··· Working data ···

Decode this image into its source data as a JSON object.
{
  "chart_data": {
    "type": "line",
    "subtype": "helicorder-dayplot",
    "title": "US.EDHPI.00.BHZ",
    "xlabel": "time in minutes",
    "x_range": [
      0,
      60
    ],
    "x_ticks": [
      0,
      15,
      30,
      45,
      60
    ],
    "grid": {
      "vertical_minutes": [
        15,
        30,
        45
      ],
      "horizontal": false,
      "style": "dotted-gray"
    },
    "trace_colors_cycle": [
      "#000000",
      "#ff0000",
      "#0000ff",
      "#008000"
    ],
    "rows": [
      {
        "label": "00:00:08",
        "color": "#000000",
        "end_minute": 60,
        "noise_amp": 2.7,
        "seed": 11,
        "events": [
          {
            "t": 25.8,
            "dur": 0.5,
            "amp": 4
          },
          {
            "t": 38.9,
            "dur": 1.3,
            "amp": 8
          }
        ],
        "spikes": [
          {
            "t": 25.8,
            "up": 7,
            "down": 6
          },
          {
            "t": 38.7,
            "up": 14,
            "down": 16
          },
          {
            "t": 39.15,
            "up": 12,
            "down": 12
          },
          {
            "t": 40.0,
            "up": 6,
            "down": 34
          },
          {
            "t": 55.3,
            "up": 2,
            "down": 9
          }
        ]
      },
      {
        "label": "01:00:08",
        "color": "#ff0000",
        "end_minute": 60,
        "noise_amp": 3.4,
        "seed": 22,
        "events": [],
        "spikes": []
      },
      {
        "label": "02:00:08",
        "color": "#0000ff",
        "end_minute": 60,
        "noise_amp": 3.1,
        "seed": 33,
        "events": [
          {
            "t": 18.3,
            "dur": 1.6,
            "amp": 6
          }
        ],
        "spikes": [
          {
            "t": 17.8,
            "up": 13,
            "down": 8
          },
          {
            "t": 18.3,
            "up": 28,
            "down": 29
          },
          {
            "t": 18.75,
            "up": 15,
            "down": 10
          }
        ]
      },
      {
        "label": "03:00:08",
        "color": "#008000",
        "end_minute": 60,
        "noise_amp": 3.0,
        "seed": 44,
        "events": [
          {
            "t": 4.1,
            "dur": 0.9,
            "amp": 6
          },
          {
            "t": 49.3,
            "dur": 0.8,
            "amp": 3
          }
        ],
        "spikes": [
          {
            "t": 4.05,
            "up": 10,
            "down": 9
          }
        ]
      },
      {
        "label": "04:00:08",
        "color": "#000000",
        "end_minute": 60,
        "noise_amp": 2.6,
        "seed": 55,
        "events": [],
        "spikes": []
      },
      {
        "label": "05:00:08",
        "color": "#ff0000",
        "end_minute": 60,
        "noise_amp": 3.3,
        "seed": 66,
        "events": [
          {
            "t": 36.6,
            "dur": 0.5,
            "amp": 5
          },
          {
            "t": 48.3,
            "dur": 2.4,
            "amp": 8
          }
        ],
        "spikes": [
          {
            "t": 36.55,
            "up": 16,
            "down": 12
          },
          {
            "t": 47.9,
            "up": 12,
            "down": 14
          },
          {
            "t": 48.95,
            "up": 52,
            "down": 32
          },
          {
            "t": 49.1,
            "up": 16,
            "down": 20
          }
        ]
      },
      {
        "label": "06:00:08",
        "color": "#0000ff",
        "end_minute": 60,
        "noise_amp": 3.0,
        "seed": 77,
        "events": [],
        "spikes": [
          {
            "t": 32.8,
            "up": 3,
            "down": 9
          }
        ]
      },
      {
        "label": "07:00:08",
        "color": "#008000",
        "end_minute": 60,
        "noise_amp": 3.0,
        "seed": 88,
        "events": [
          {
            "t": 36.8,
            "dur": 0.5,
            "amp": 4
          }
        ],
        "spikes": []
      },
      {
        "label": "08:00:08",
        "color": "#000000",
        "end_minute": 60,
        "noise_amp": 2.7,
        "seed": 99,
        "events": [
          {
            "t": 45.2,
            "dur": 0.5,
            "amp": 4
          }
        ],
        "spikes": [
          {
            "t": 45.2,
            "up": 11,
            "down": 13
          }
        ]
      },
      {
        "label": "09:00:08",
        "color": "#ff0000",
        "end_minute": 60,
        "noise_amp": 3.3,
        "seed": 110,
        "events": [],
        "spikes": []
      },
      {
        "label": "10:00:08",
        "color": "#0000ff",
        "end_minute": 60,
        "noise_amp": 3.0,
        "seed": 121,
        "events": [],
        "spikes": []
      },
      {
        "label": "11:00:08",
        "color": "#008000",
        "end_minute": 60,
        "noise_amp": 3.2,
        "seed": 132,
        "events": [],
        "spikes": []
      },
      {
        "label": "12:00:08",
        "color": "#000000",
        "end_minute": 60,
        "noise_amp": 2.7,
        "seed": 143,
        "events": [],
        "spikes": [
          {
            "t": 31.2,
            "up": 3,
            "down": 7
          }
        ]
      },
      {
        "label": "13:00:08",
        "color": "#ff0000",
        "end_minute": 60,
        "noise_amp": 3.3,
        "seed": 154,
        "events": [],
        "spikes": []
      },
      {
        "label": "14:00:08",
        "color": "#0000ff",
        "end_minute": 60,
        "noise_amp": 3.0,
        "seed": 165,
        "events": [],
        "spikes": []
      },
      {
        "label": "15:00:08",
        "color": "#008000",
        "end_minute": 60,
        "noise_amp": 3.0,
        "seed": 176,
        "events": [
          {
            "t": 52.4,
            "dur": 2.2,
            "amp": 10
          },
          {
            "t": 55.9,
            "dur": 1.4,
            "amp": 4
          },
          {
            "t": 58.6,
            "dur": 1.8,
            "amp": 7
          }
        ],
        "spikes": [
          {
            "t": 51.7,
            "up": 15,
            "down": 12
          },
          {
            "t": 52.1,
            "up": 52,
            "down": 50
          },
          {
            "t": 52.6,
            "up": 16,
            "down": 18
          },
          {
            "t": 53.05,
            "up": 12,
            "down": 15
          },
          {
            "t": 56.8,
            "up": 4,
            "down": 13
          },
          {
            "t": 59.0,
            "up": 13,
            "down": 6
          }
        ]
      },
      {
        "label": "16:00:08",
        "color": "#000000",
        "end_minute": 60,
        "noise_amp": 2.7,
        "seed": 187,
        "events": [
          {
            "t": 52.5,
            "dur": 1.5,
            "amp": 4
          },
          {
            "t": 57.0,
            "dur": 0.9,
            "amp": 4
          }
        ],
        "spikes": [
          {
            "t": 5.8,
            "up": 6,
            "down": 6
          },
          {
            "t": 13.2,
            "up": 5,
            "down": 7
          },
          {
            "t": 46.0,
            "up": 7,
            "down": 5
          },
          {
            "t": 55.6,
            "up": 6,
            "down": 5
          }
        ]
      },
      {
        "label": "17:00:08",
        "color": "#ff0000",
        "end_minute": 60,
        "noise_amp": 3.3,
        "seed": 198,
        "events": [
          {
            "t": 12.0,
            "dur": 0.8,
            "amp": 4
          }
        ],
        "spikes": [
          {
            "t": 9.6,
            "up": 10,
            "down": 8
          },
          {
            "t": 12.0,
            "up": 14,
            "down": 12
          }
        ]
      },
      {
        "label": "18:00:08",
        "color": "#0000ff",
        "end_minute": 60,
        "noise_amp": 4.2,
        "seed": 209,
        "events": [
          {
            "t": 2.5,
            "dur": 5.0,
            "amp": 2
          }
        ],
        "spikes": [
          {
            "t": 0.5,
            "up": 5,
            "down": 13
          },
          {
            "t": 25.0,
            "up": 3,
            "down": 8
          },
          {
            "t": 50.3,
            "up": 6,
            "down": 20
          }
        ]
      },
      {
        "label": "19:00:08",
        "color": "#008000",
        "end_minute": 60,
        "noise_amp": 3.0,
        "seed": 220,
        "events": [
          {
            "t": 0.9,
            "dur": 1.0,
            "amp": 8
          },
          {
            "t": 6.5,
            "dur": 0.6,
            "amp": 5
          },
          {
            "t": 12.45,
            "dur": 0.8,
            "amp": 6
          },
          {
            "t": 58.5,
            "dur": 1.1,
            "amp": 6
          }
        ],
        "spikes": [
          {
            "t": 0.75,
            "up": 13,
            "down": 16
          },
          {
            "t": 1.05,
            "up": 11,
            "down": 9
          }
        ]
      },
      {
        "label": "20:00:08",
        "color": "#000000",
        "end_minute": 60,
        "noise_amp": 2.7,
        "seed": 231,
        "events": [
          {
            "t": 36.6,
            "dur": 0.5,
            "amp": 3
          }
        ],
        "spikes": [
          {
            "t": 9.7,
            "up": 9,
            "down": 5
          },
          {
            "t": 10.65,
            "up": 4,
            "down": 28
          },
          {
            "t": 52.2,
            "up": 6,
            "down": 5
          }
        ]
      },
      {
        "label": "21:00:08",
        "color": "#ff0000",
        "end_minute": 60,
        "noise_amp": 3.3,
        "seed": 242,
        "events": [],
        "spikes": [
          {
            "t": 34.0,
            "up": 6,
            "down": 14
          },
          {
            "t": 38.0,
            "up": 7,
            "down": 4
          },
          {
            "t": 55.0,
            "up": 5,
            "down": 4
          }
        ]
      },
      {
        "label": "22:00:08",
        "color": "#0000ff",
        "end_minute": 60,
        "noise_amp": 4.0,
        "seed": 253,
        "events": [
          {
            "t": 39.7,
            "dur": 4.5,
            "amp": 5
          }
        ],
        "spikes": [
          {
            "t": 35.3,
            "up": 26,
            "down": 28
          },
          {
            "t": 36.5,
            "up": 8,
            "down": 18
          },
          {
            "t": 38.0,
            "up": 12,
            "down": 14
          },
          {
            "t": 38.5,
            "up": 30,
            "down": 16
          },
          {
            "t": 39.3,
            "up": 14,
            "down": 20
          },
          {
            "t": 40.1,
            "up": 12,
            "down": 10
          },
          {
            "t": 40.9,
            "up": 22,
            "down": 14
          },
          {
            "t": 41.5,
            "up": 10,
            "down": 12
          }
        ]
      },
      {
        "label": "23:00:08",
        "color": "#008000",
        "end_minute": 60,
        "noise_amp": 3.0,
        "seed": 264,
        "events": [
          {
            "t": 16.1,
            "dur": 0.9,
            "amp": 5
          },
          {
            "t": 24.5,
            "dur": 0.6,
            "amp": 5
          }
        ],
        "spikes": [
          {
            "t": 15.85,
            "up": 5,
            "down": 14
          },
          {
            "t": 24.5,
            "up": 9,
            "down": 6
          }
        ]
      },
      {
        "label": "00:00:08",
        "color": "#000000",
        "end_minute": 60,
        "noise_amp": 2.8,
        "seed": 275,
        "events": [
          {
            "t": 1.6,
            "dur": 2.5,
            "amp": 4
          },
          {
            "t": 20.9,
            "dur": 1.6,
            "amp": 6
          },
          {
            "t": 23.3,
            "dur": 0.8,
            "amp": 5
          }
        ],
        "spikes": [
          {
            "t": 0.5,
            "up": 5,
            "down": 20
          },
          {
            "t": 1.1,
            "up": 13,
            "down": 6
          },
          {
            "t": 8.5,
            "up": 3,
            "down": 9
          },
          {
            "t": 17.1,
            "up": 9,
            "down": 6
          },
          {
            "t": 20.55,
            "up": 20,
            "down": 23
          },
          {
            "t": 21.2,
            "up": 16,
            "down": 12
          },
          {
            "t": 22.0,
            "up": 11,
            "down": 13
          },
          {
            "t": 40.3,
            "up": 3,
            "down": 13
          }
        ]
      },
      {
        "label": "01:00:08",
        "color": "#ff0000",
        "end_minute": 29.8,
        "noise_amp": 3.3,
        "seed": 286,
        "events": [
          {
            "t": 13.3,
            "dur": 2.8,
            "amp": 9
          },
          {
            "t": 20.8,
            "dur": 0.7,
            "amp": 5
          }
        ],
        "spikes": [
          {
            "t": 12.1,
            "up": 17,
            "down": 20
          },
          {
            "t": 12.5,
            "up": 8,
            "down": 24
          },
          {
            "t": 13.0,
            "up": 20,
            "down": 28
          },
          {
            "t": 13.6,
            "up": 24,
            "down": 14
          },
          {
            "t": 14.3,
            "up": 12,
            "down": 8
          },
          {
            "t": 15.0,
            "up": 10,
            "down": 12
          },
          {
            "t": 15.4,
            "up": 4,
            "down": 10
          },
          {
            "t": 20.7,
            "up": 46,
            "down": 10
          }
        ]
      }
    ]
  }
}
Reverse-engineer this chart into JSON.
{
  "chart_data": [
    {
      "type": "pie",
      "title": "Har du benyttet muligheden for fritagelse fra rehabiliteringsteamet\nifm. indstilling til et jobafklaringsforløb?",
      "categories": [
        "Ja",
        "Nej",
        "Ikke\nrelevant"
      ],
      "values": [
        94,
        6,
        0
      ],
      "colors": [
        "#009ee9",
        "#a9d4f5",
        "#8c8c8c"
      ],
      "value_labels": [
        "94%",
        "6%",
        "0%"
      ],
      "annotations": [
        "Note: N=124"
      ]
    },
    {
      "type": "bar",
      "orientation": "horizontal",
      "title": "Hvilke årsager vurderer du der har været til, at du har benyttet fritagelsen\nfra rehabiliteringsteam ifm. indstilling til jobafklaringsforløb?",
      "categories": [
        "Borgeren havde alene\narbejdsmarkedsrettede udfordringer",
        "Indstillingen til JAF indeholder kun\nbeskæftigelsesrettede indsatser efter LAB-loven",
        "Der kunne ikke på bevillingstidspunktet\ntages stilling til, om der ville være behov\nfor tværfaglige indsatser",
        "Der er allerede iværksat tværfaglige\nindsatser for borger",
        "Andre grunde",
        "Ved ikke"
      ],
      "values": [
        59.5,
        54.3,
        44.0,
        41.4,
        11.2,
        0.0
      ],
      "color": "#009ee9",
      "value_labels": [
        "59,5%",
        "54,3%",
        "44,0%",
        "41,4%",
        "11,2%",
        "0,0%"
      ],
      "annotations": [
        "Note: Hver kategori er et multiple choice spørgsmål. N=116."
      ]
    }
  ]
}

···

> _Instructions for the task_: Every line containing the string "benyttet" must be listed.

> _Output below_:
      "title": "Har du benyttet muligheden for fritagelse fra rehabiliteringsteamet\nifm. indstilling til et jobafklaringsforløb?",
      "title": "Hvilke årsager vurderer du der har været til, at du har benyttet fritagelsen\nfra rehabiliteringsteam ifm. indstilling til jobafklaringsforløb?",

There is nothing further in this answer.